THE PROBLEM
Make an exact copy of the records below, excluding images.

------ EXERCISE MATERIALS

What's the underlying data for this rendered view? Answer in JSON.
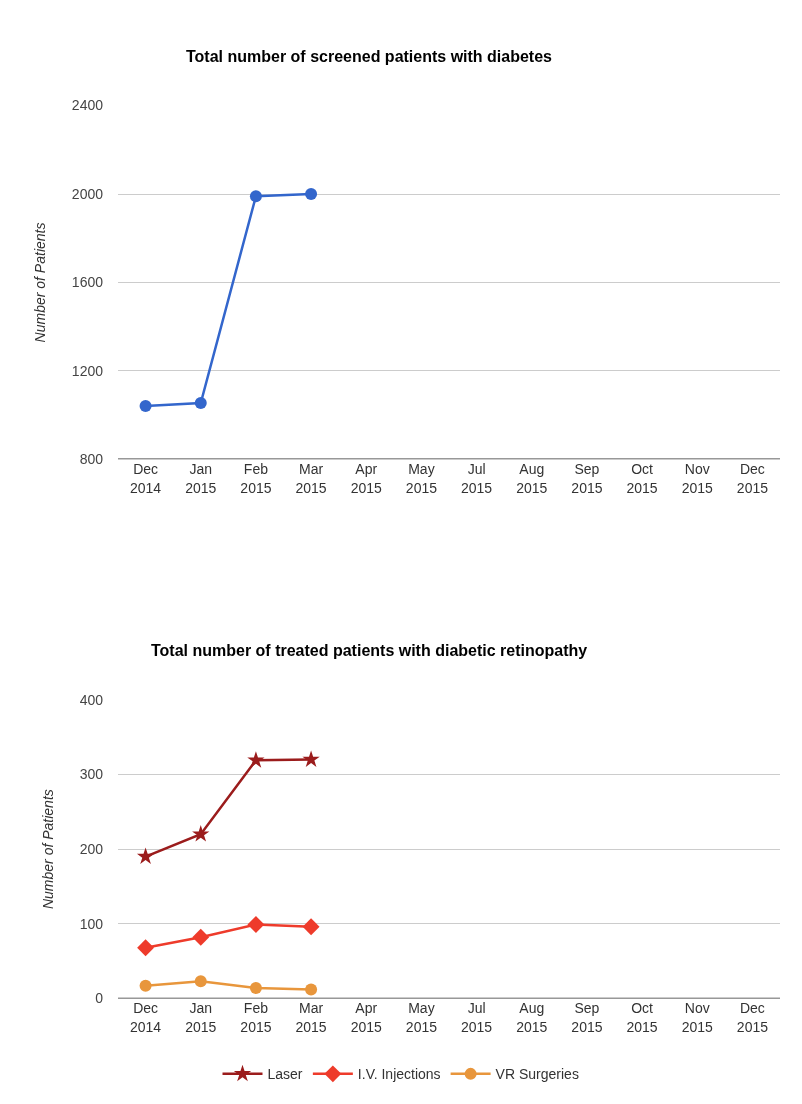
{
  "chart_data": [
    {
      "type": "line",
      "title": "Total number of screened patients with diabetes",
      "ylabel": "Number of Patients",
      "categories": [
        "Dec 2014",
        "Jan 2015",
        "Feb 2015",
        "Mar 2015",
        "Apr 2015",
        "May 2015",
        "Jul 2015",
        "Aug 2015",
        "Sep 2015",
        "Oct 2015",
        "Nov 2015",
        "Dec 2015"
      ],
      "series": [
        {
          "color": "#3366cc",
          "values": [
            1041,
            1055,
            1990,
            2000,
            null,
            null,
            null,
            null,
            null,
            null,
            null,
            null
          ]
        }
      ],
      "ylim": [
        800,
        2400
      ],
      "yticks": [
        800,
        1200,
        1600,
        2000,
        2400
      ],
      "grid": "y",
      "marker": "circle",
      "legend": false
    },
    {
      "type": "line",
      "title": "Total number of treated patients with diabetic retinopathy",
      "ylabel": "Number of Patients",
      "categories": [
        "Dec 2014",
        "Jan 2015",
        "Feb 2015",
        "Mar 2015",
        "Apr 2015",
        "May 2015",
        "Jul 2015",
        "Aug 2015",
        "Sep 2015",
        "Oct 2015",
        "Nov 2015",
        "Dec 2015"
      ],
      "series": [
        {
          "name": "Laser",
          "color": "#9b1c1c",
          "marker": "star",
          "values": [
            190,
            220,
            319,
            320,
            null,
            null,
            null,
            null,
            null,
            null,
            null,
            null
          ]
        },
        {
          "name": "I.V. Injections",
          "color": "#ee3b2b",
          "marker": "diamond",
          "values": [
            68,
            82,
            99,
            96,
            null,
            null,
            null,
            null,
            null,
            null,
            null,
            null
          ]
        },
        {
          "name": "VR Surgeries",
          "color": "#e8963c",
          "marker": "circle",
          "values": [
            17,
            23,
            14,
            12,
            null,
            null,
            null,
            null,
            null,
            null,
            null,
            null
          ]
        }
      ],
      "ylim": [
        0,
        400
      ],
      "yticks": [
        0,
        100,
        200,
        300,
        400
      ],
      "grid": "y",
      "legend": "bottom"
    }
  ]
}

------------

ANSWER BELOW
What's the underlying data for this rendered view? Answer in JSON.
{
  "chart_data": [
    {
      "type": "line",
      "title": "Total number of screened patients with diabetes",
      "ylabel": "Number of Patients",
      "categories": [
        "Dec 2014",
        "Jan 2015",
        "Feb 2015",
        "Mar 2015",
        "Apr 2015",
        "May 2015",
        "Jul 2015",
        "Aug 2015",
        "Sep 2015",
        "Oct 2015",
        "Nov 2015",
        "Dec 2015"
      ],
      "series": [
        {
          "color": "#3366cc",
          "values": [
            1041,
            1055,
            1990,
            2000,
            null,
            null,
            null,
            null,
            null,
            null,
            null,
            null
          ]
        }
      ],
      "ylim": [
        800,
        2400
      ],
      "yticks": [
        800,
        1200,
        1600,
        2000,
        2400
      ],
      "grid": "y",
      "marker": "circle",
      "legend": false
    },
    {
      "type": "line",
      "title": "Total number of treated patients with diabetic retinopathy",
      "ylabel": "Number of Patients",
      "categories": [
        "Dec 2014",
        "Jan 2015",
        "Feb 2015",
        "Mar 2015",
        "Apr 2015",
        "May 2015",
        "Jul 2015",
        "Aug 2015",
        "Sep 2015",
        "Oct 2015",
        "Nov 2015",
        "Dec 2015"
      ],
      "series": [
        {
          "name": "Laser",
          "color": "#9b1c1c",
          "marker": "star",
          "values": [
            190,
            220,
            319,
            320,
            null,
            null,
            null,
            null,
            null,
            null,
            null,
            null
          ]
        },
        {
          "name": "I.V. Injections",
          "color": "#ee3b2b",
          "marker": "diamond",
          "values": [
            68,
            82,
            99,
            96,
            null,
            null,
            null,
            null,
            null,
            null,
            null,
            null
          ]
        },
        {
          "name": "VR Surgeries",
          "color": "#e8963c",
          "marker": "circle",
          "values": [
            17,
            23,
            14,
            12,
            null,
            null,
            null,
            null,
            null,
            null,
            null,
            null
          ]
        }
      ],
      "ylim": [
        0,
        400
      ],
      "yticks": [
        0,
        100,
        200,
        300,
        400
      ],
      "grid": "y",
      "legend": "bottom"
    }
  ]
}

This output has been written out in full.